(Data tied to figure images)

* start *

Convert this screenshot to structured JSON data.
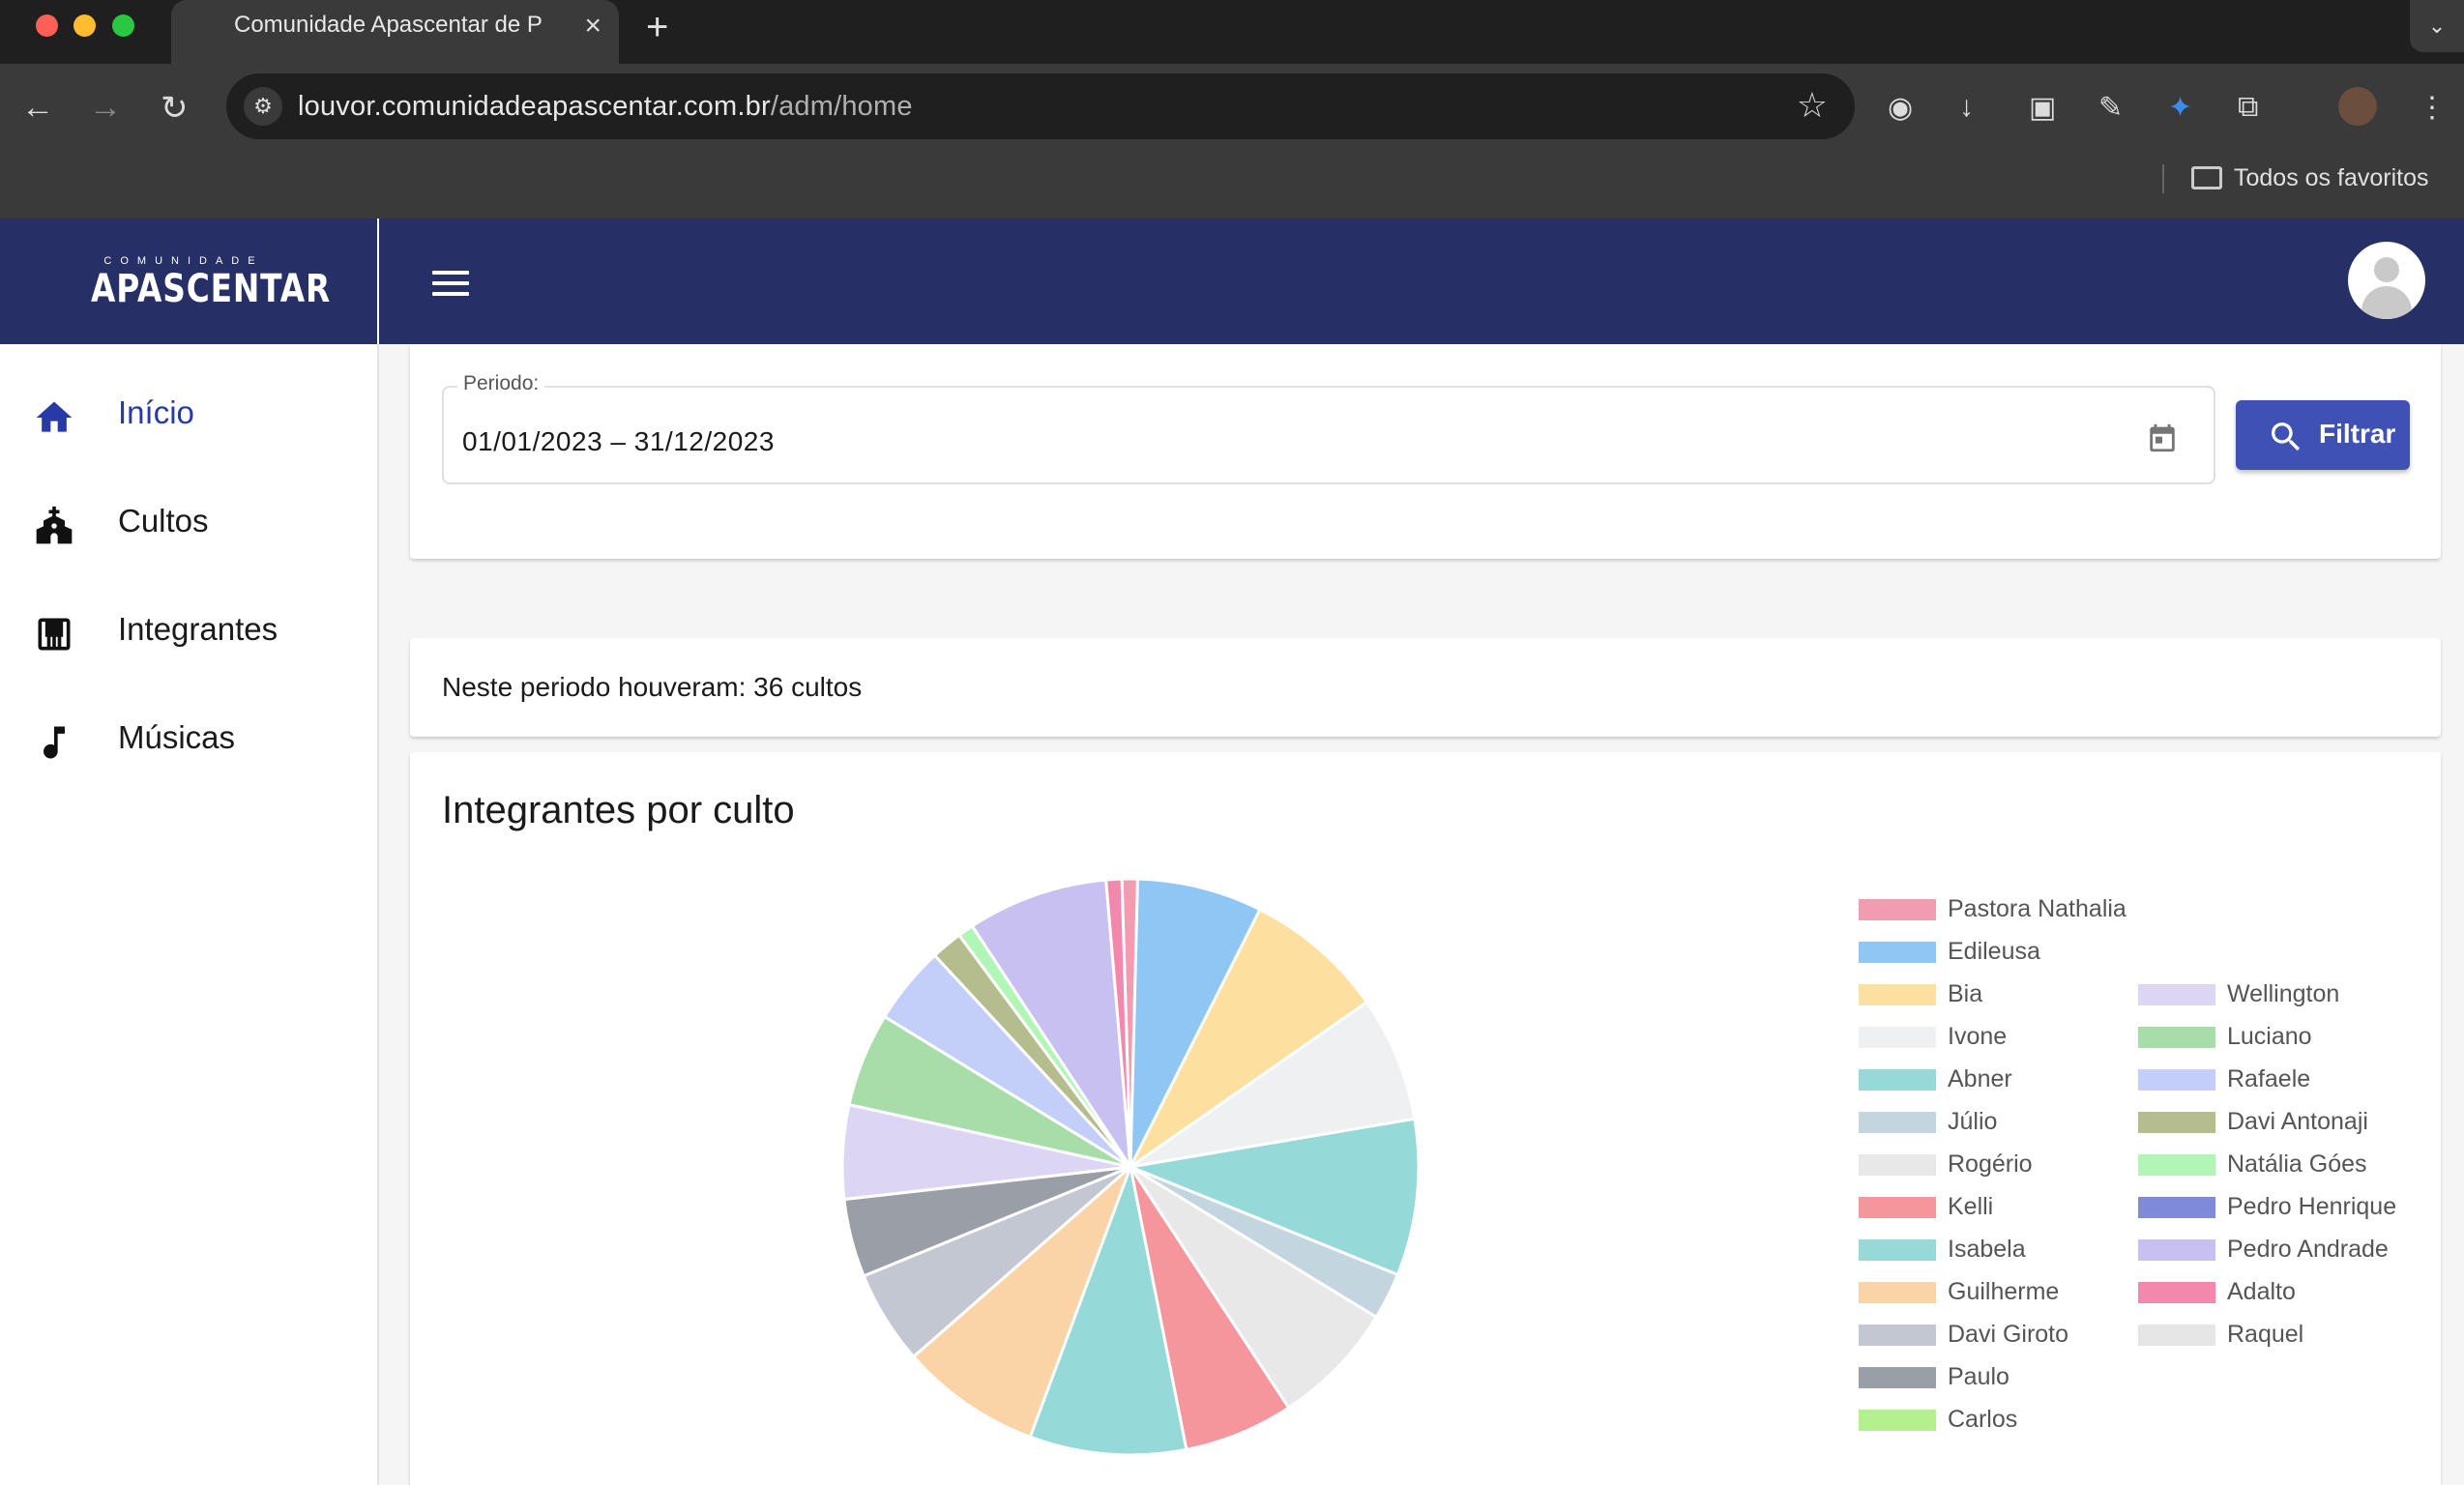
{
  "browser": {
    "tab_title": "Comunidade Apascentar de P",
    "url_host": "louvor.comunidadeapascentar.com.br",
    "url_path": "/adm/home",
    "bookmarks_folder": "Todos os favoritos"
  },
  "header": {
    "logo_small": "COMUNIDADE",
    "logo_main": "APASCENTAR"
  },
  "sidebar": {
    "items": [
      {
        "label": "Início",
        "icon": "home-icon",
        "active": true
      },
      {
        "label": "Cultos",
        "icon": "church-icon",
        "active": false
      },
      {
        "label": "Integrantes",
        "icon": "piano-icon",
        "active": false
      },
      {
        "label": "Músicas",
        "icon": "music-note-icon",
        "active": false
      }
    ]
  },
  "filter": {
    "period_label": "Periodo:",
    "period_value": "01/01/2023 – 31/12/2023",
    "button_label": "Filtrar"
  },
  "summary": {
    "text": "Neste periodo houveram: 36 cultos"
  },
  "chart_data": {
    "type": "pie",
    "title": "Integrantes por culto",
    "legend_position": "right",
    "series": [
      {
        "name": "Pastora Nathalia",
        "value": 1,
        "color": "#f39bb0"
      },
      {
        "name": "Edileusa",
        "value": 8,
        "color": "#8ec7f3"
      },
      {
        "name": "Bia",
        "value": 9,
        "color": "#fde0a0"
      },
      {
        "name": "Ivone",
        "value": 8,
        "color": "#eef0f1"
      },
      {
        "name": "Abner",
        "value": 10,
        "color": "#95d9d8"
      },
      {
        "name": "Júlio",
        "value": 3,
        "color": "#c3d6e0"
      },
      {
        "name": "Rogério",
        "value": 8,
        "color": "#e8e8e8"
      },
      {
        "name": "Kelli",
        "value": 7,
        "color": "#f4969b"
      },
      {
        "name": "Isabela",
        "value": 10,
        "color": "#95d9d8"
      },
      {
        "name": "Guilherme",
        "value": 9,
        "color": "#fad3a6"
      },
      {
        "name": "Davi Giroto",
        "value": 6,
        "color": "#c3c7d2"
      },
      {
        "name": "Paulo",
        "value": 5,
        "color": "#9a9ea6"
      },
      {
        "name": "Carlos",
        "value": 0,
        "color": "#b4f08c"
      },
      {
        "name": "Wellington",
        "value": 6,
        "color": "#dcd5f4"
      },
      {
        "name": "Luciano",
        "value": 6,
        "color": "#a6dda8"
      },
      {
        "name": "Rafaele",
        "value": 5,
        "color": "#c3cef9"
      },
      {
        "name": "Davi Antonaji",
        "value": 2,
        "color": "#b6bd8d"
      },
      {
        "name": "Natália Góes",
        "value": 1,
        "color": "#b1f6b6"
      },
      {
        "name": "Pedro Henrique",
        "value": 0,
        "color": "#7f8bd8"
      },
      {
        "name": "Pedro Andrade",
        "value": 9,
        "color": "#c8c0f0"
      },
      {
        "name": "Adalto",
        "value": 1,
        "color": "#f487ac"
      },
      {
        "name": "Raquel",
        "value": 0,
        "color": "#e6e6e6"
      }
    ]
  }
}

* end *
* start *

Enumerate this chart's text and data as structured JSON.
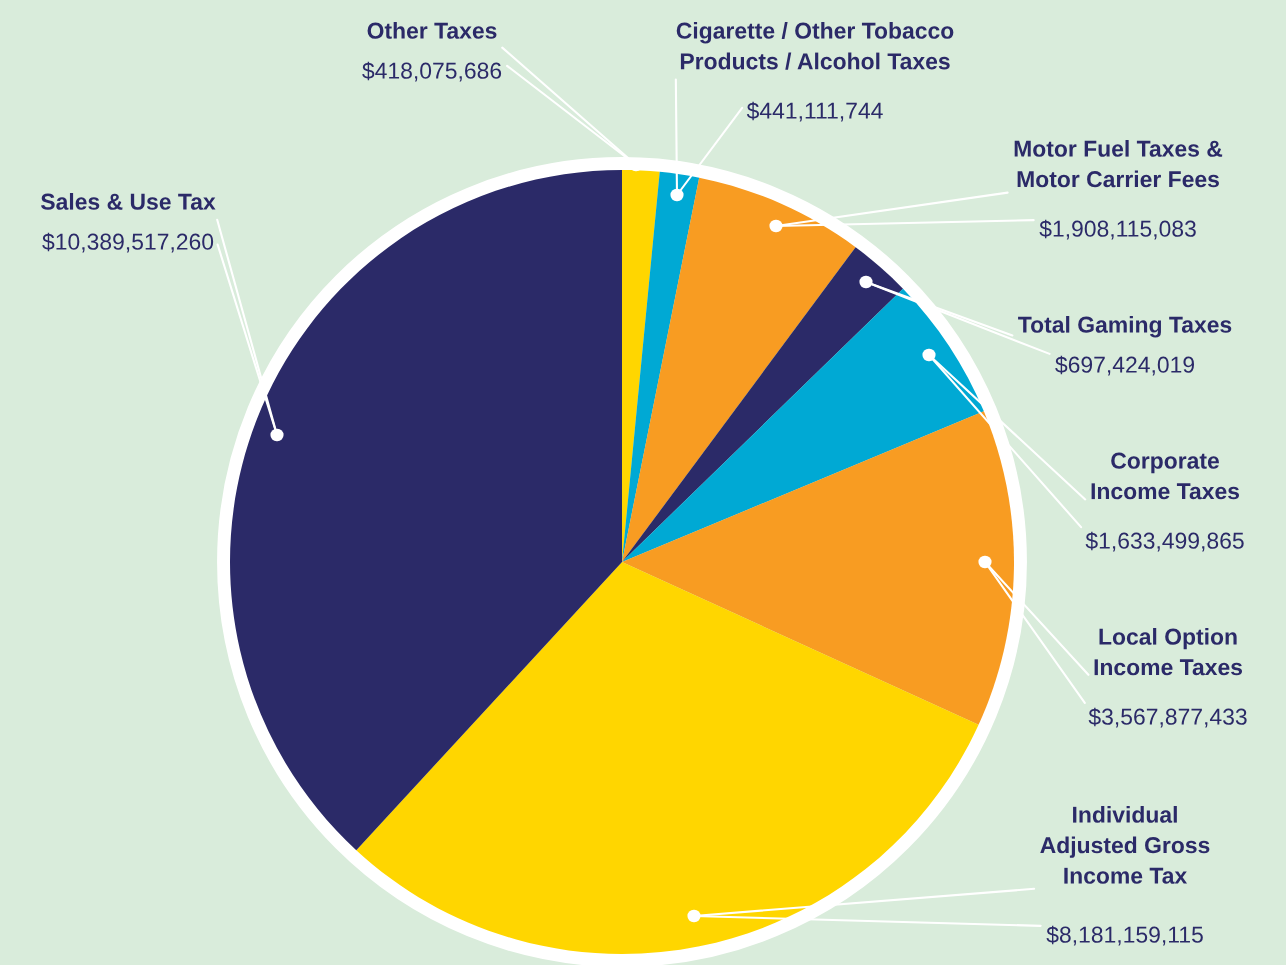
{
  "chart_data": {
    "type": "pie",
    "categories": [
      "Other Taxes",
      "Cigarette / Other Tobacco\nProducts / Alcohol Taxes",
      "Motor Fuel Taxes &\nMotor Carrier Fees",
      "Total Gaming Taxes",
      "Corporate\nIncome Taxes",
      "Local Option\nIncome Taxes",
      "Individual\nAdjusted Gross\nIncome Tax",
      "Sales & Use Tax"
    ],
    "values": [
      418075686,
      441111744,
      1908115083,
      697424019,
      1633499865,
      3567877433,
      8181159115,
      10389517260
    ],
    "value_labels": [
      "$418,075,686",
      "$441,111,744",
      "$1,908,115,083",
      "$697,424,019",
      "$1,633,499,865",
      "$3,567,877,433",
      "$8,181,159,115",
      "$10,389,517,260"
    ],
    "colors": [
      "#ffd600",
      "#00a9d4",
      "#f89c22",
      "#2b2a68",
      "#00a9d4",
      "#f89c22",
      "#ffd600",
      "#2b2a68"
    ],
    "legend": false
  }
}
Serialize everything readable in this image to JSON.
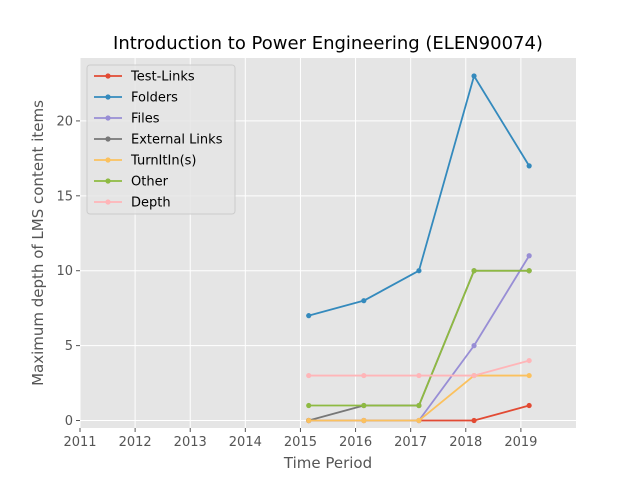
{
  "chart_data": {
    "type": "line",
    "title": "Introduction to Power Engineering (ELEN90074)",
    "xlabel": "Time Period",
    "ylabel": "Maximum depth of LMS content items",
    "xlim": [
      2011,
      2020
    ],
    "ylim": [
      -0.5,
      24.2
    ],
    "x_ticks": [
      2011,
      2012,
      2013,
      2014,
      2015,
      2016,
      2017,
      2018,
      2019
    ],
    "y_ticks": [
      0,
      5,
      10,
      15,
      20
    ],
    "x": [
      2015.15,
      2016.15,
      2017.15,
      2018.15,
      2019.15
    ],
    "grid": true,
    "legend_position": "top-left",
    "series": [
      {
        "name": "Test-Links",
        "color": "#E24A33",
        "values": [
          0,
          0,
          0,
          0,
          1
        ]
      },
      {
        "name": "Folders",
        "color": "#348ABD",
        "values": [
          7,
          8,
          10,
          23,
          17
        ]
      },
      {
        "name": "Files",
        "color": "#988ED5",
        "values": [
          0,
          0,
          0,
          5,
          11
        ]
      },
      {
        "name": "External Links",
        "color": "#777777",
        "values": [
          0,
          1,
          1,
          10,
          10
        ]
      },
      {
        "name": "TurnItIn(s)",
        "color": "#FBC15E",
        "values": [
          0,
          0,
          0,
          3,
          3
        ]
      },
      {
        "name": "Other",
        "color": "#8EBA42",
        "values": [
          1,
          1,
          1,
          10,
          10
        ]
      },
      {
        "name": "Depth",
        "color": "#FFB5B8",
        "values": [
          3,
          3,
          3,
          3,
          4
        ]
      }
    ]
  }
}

* end *

> _REQUEST_: Pull out every line above that holds the word "items".

> _THE ANSWER_:
    "items": [
    "ylabel": "Maximum depth of LMS content items",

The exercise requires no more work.